Every entry that follows should be repeated exactly; drop the images.

§ **Records shown**
START

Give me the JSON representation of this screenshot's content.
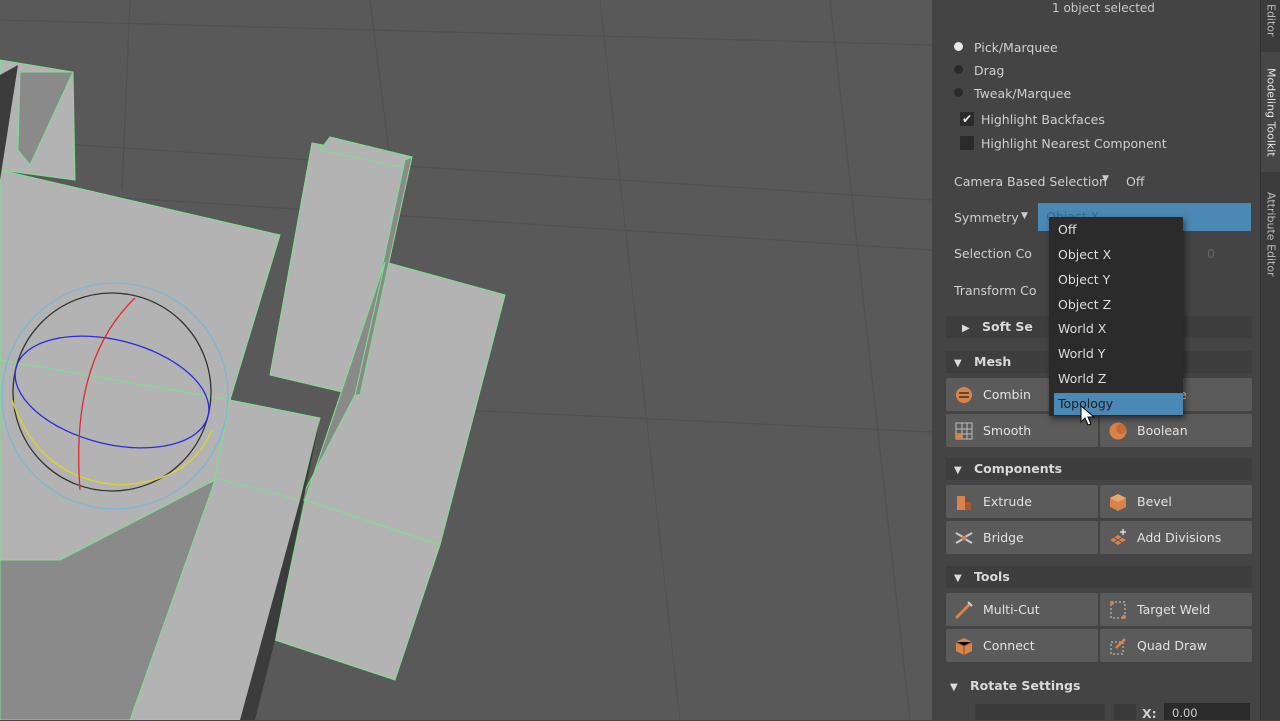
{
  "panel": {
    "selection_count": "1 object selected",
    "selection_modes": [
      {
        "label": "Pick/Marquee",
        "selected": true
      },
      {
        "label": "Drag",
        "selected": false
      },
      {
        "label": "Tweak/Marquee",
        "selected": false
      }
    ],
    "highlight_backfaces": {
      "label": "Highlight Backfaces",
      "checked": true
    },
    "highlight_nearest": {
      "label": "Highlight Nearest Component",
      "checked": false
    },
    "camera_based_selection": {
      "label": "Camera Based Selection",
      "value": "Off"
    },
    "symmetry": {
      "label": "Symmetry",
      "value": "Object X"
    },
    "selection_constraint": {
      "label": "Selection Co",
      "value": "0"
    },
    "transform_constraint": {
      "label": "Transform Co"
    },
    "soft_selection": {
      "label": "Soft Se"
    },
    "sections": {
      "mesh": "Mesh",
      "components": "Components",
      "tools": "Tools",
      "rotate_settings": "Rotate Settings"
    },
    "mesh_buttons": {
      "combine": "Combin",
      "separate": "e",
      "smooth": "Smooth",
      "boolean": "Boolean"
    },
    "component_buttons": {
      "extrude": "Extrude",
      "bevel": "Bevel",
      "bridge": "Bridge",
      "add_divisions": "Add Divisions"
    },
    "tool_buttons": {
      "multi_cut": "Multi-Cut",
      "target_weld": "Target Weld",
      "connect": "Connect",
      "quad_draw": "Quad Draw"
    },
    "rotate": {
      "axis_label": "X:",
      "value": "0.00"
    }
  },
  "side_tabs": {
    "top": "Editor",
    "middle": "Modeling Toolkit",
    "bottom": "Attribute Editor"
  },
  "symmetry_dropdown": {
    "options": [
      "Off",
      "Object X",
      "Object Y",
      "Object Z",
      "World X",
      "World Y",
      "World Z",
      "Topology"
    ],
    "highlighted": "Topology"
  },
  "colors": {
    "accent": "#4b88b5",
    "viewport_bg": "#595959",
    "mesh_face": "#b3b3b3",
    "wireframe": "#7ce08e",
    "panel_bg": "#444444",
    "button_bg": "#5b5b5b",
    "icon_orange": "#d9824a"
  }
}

END

§ **Response to this exercise**
Give me the JSON representation of this screenshot's content.
{
  "panel": {
    "selection_count": "1 object selected",
    "selection_modes": [
      {
        "label": "Pick/Marquee",
        "selected": true
      },
      {
        "label": "Drag",
        "selected": false
      },
      {
        "label": "Tweak/Marquee",
        "selected": false
      }
    ],
    "highlight_backfaces": {
      "label": "Highlight Backfaces",
      "checked": true
    },
    "highlight_nearest": {
      "label": "Highlight Nearest Component",
      "checked": false
    },
    "camera_based_selection": {
      "label": "Camera Based Selection",
      "value": "Off"
    },
    "symmetry": {
      "label": "Symmetry",
      "value": "Object X"
    },
    "selection_constraint": {
      "label": "Selection Co",
      "value": "0"
    },
    "transform_constraint": {
      "label": "Transform Co"
    },
    "soft_selection": {
      "label": "Soft Se"
    },
    "sections": {
      "mesh": "Mesh",
      "components": "Components",
      "tools": "Tools",
      "rotate_settings": "Rotate Settings"
    },
    "mesh_buttons": {
      "combine": "Combin",
      "separate": "e",
      "smooth": "Smooth",
      "boolean": "Boolean"
    },
    "component_buttons": {
      "extrude": "Extrude",
      "bevel": "Bevel",
      "bridge": "Bridge",
      "add_divisions": "Add Divisions"
    },
    "tool_buttons": {
      "multi_cut": "Multi-Cut",
      "target_weld": "Target Weld",
      "connect": "Connect",
      "quad_draw": "Quad Draw"
    },
    "rotate": {
      "axis_label": "X:",
      "value": "0.00"
    }
  },
  "side_tabs": {
    "top": "Editor",
    "middle": "Modeling Toolkit",
    "bottom": "Attribute Editor"
  },
  "symmetry_dropdown": {
    "options": [
      "Off",
      "Object X",
      "Object Y",
      "Object Z",
      "World X",
      "World Y",
      "World Z",
      "Topology"
    ],
    "highlighted": "Topology"
  },
  "colors": {
    "accent": "#4b88b5",
    "viewport_bg": "#595959",
    "mesh_face": "#b3b3b3",
    "wireframe": "#7ce08e",
    "panel_bg": "#444444",
    "button_bg": "#5b5b5b",
    "icon_orange": "#d9824a"
  }
}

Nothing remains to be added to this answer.